YOUR TASK → Each line of the material below that holds the word "Центральная" needs to be copied.

[Raw records]
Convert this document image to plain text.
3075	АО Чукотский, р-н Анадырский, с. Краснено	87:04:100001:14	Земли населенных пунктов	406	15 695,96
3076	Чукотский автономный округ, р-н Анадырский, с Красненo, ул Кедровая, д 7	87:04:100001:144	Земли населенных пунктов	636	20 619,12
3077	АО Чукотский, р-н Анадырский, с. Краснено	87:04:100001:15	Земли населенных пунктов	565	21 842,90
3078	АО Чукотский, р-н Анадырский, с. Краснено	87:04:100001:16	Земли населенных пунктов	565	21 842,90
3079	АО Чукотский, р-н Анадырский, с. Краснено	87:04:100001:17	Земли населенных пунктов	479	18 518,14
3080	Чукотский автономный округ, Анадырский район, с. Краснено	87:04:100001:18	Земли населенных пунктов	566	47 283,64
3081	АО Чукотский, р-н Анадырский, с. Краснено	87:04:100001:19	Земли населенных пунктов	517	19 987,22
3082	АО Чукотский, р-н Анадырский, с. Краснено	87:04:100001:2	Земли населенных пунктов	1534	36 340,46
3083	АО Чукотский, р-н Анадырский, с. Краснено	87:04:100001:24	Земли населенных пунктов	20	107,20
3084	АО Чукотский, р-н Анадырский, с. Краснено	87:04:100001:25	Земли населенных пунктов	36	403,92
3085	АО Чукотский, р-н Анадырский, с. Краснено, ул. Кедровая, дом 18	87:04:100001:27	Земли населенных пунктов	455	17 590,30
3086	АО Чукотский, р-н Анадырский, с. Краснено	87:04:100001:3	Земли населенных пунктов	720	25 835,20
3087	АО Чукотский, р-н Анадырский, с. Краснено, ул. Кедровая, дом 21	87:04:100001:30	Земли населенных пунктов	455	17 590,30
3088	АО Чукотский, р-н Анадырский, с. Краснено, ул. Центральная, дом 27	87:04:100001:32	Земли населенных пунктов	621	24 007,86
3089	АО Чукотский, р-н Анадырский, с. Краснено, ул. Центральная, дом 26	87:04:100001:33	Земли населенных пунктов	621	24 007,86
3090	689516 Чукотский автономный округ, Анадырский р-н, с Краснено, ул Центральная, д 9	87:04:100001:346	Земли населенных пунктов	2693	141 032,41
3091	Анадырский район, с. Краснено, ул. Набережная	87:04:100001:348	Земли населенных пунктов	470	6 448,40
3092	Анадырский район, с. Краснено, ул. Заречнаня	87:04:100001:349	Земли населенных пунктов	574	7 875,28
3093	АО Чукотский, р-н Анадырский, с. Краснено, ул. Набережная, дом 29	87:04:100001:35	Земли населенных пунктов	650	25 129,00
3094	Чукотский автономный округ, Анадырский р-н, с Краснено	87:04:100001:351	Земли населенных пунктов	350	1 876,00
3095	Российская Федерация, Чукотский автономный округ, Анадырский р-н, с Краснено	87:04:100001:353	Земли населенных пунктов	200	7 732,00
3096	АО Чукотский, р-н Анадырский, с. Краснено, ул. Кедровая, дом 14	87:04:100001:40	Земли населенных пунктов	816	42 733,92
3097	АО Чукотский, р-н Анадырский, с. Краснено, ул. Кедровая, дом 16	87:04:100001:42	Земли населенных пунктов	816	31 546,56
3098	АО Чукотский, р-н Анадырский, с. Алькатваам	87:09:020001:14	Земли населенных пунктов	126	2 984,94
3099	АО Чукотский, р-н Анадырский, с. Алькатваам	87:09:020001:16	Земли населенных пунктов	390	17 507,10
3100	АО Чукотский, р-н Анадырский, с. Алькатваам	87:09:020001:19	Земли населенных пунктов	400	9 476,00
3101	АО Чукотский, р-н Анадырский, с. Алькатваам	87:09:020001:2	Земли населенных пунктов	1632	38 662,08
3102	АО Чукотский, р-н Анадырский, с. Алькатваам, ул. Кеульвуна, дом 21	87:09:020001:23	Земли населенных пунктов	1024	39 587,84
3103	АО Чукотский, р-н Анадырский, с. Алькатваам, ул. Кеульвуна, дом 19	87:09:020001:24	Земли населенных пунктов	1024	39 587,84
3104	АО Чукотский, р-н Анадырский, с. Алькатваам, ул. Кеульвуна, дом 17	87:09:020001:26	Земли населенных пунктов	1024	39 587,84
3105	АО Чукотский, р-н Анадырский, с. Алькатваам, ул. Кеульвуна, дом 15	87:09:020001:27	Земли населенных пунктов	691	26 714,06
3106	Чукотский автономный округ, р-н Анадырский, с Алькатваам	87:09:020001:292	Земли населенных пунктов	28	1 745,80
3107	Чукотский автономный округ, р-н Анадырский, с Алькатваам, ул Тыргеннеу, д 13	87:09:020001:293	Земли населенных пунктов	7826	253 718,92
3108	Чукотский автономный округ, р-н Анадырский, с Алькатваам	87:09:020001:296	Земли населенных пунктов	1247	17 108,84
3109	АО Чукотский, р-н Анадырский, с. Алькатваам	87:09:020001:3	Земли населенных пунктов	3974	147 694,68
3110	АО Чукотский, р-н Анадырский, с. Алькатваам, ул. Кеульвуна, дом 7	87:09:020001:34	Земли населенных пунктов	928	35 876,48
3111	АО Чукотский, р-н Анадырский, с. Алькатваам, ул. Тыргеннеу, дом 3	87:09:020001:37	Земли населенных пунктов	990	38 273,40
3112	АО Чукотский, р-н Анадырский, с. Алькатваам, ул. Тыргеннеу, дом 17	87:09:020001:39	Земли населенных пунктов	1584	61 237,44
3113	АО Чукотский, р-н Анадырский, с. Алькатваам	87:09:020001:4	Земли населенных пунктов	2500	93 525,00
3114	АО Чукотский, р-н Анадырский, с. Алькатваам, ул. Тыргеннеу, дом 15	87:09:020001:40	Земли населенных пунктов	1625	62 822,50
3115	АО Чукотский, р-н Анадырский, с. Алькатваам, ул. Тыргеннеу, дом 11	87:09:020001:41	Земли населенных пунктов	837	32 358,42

OUTPUT FOR THIS TASK →
3088	АО Чукотский, р-н Анадырский, с. Краснено, ул. Центральная, дом 27	87:04:100001:32	Земли населенных пунктов	621	24 007,86
3089	АО Чукотский, р-н Анадырский, с. Краснено, ул. Центральная, дом 26	87:04:100001:33	Земли населенных пунктов	621	24 007,86
3090	689516 Чукотский автономный округ, Анадырский р-н, с Краснено, ул Центральная, д 9	87:04:100001:346	Земли населенных пунктов	2693	141 032,41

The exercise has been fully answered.